→ **BRIEF A**
In the records below, copy verbatim every line from the one containing "svg-text:A3: A3 [701, 240, 719, 257]" through the one containing "svg-text:A4: A4 [731, 320, 749, 337]", both of these included.

→ **ARTICLE**
LPL Financial, LLC (Linsco Private Ledger)
In terms of gross revenues and number of financial advisors, LPL Financial is ranked as the biggest independent broker dealer in the financial services industry. The company has financial advisors all over the U.S., mostly in small branch offices. And because there are so many small branch offices, LPL has several supervisory challenges.
LPL Financial was formed in 1989 as the result of a merger of two small brokerage firms: Linsco and Private Ledger. The original name was Linsco/Private Ledger, and that became LPL Financial, LLC in January of 2008.
LPL Financial, LLC has been involved in several regulatory investigations, some of which have ended in disciplinary actions.
Retired Investor Awarded Damages for Unsuitable Variable Annuity Recommendations
In February of 2005, a retired investor was awarded $371,938 from a NASD arbitration panel due to recommendations in connection with a variable annuity. This included $247,680 in punitive damages. According to arbitrators, the LPL Financial advisor offered unsuitable investment advice related to the distribution of funds in the variable annuity based on the age, investment experience, and financial goals of the investor.

[Item position records]
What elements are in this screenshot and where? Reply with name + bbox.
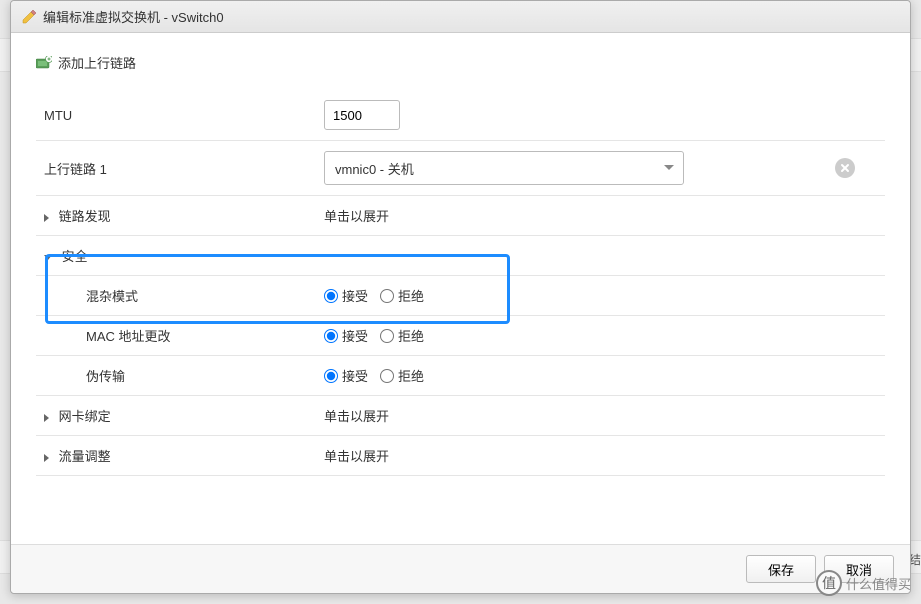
mac-changes-radio-group: 接受 拒绝: [324, 326, 877, 345]
uplink-select[interactable]: vmnic0 - 关机: [324, 151, 684, 185]
promiscuous-radio-group: 接受 拒绝: [324, 286, 877, 305]
dialog-title: 编辑标准虚拟交换机 - vSwitch0: [43, 7, 224, 26]
add-uplink-label: 添加上行链路: [58, 53, 136, 72]
shaping-label: 流量调整: [59, 449, 111, 464]
mac-accept-radio[interactable]: [324, 329, 338, 343]
forged-radio-group: 接受 拒绝: [324, 366, 877, 385]
mac-reject[interactable]: 拒绝: [380, 326, 424, 345]
forged-reject[interactable]: 拒绝: [380, 366, 424, 385]
forged-row: 伪传输 接受 拒绝: [36, 356, 885, 396]
promiscuous-reject-radio[interactable]: [380, 289, 394, 303]
uplink-label: 上行链路 1: [36, 141, 316, 196]
watermark: 值 什么值得买: [816, 570, 911, 596]
mac-reject-radio[interactable]: [380, 329, 394, 343]
link-discovery-label: 链路发现: [59, 209, 111, 224]
shaping-row: 流量调整 单击以展开: [36, 436, 885, 476]
caret-right-icon: [44, 414, 49, 422]
forged-label: 伪传输: [36, 356, 316, 396]
shaping-header[interactable]: 流量调整: [36, 436, 316, 476]
teaming-label: 网卡绑定: [59, 409, 111, 424]
watermark-icon: 值: [816, 570, 842, 596]
caret-right-icon: [44, 214, 49, 222]
pencil-icon: [21, 9, 37, 25]
add-uplink-action[interactable]: 添加上行链路: [36, 53, 885, 72]
caret-down-icon: [44, 255, 52, 260]
promiscuous-label: 混杂模式: [36, 276, 316, 316]
link-discovery-header[interactable]: 链路发现: [36, 196, 316, 236]
security-label: 安全: [62, 249, 88, 264]
promiscuous-accept-radio[interactable]: [324, 289, 338, 303]
uplink-row: 上行链路 1 vmnic0 - 关机: [36, 141, 885, 196]
mac-accept[interactable]: 接受: [324, 326, 368, 345]
caret-right-icon: [44, 454, 49, 462]
uplink-selected-value: vmnic0 - 关机: [335, 159, 414, 178]
link-discovery-row: 链路发现 单击以展开: [36, 196, 885, 236]
nic-add-icon: [36, 56, 52, 70]
promiscuous-accept[interactable]: 接受: [324, 286, 368, 305]
close-icon: [840, 163, 850, 173]
settings-table: MTU 上行链路 1 vmnic0 - 关机: [36, 90, 885, 476]
mac-changes-label: MAC 地址更改: [36, 316, 316, 356]
forged-accept[interactable]: 接受: [324, 366, 368, 385]
promiscuous-row: 混杂模式 接受 拒绝: [36, 276, 885, 316]
forged-accept-radio[interactable]: [324, 369, 338, 383]
shaping-expand-text[interactable]: 单击以展开: [316, 436, 885, 476]
forged-reject-radio[interactable]: [380, 369, 394, 383]
dialog-titlebar: 编辑标准虚拟交换机 - vSwitch0: [11, 1, 910, 33]
mtu-input[interactable]: [324, 100, 400, 130]
mtu-label: MTU: [36, 90, 316, 141]
watermark-text: 什么值得买: [846, 574, 911, 593]
mac-changes-row: MAC 地址更改 接受 拒绝: [36, 316, 885, 356]
link-discovery-expand-text[interactable]: 单击以展开: [316, 196, 885, 236]
teaming-header[interactable]: 网卡绑定: [36, 396, 316, 436]
teaming-expand-text[interactable]: 单击以展开: [316, 396, 885, 436]
edit-vswitch-dialog: 编辑标准虚拟交换机 - vSwitch0 添加上行链路 MTU 上行链路 1 v…: [10, 0, 911, 594]
mtu-row: MTU: [36, 90, 885, 141]
remove-uplink-button[interactable]: [835, 158, 855, 178]
chevron-down-icon: [664, 165, 674, 170]
dialog-content: 添加上行链路 MTU 上行链路 1 vmnic0 - 关机: [11, 33, 910, 544]
teaming-row: 网卡绑定 单击以展开: [36, 396, 885, 436]
security-header[interactable]: 安全: [36, 236, 885, 276]
security-row: 安全: [36, 236, 885, 276]
promiscuous-reject[interactable]: 拒绝: [380, 286, 424, 305]
dialog-footer: 保存 取消: [11, 544, 910, 593]
save-button[interactable]: 保存: [746, 555, 816, 583]
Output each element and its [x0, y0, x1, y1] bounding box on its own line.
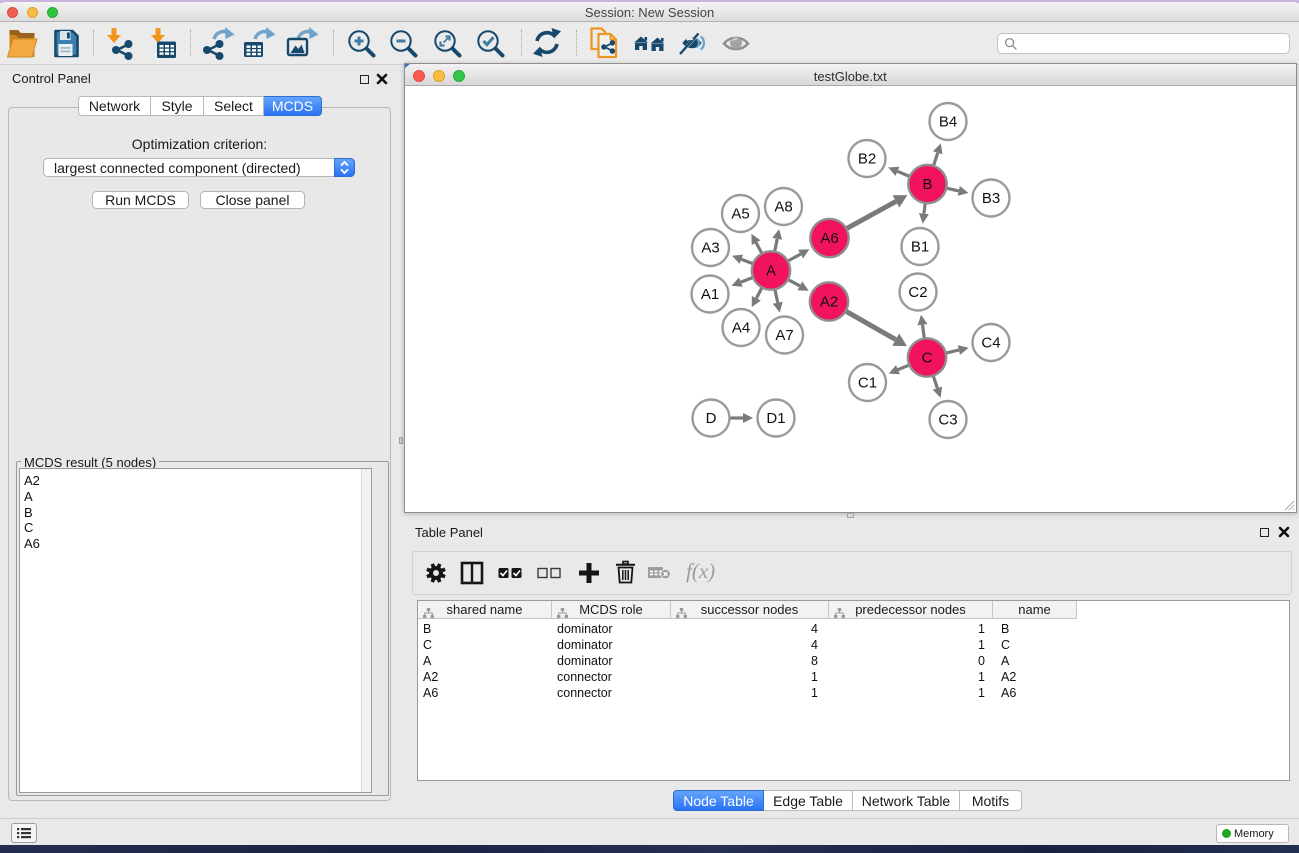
svg-text:A3: A3 [701, 240, 719, 257]
svg-text:A5: A5 [731, 206, 749, 223]
svg-text:D: D [705, 410, 716, 427]
svg-text:C: C [921, 350, 932, 367]
svg-text:B3: B3 [981, 190, 999, 207]
svg-text:A2: A2 [819, 294, 837, 311]
svg-text:C3: C3 [938, 412, 957, 429]
svg-text:A4: A4 [731, 320, 749, 337]
svg-text:C2: C2 [908, 284, 927, 301]
svg-text:B4: B4 [938, 114, 956, 131]
svg-text:B: B [922, 176, 932, 193]
svg-text:A6: A6 [820, 230, 838, 247]
svg-text:B1: B1 [910, 239, 928, 256]
svg-text:A1: A1 [700, 286, 718, 303]
svg-text:C1: C1 [857, 375, 876, 392]
svg-text:A8: A8 [774, 199, 792, 216]
svg-text:D1: D1 [766, 410, 785, 427]
svg-text:C4: C4 [981, 335, 1000, 352]
svg-text:A7: A7 [775, 327, 793, 344]
svg-text:B2: B2 [857, 151, 875, 168]
svg-text:A: A [765, 263, 775, 280]
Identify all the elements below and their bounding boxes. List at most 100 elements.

→ **BRIEF B**
Resume the article on LPL Financial above, picking up directly after its final sentence.

→ **EXPECTED OUTPUT A**
svg-text:A3: A3 [701, 240, 719, 257]
svg-text:A5: A5 [731, 206, 749, 223]
svg-text:D: D [705, 410, 716, 427]
svg-text:C: C [921, 350, 932, 367]
svg-text:B3: B3 [981, 190, 999, 207]
svg-text:A2: A2 [819, 294, 837, 311]
svg-text:C3: C3 [938, 412, 957, 429]
svg-text:A4: A4 [731, 320, 749, 337]

→ **EXPECTED OUTPUT B**
Failure to Supervise Sale of Variable Annuity Results in NASD Award
In December of 2005, a NASD arbitration panel awarded $1,344,049 to a retired physician for unsuitable investment advice from an LPL Financial advisor. The claimant sought damages of $1.5 million, alleging several violations, including unsuitable advice, breach of fiduciary duty, and failure to supervise. The investments were related to mutual funds and a variable annuity.
Advisor Mortgages Widow’s Home for Annuity Purchase
In June of 2012, an LPL Financial advisor agreed to FINRA sanctions, which included an Offer of Settlement for the recommended investment of $300,000 into a variable annuity funded with a mortgage obtained from an LPL Financial-affiliated lender. According to FINRA, the advisor “was aware that the customer was not financially capable of purchasing the recommended variable annuity without encumbering her primary residence to obtain funds to invest.” In 2006, the same advisor received “a referral fee of $1,225” for orchestrating the mortgage loan for the retired widow. In 2004, NASD regulators – through NTM 04-89 – warned brokerage firms against recommending the use of home equity loans to fund investments. The arbitration panel found that LPL Financial failed to supervise the activities of its financial advisor in relation to the funding of the variable annuity transaction.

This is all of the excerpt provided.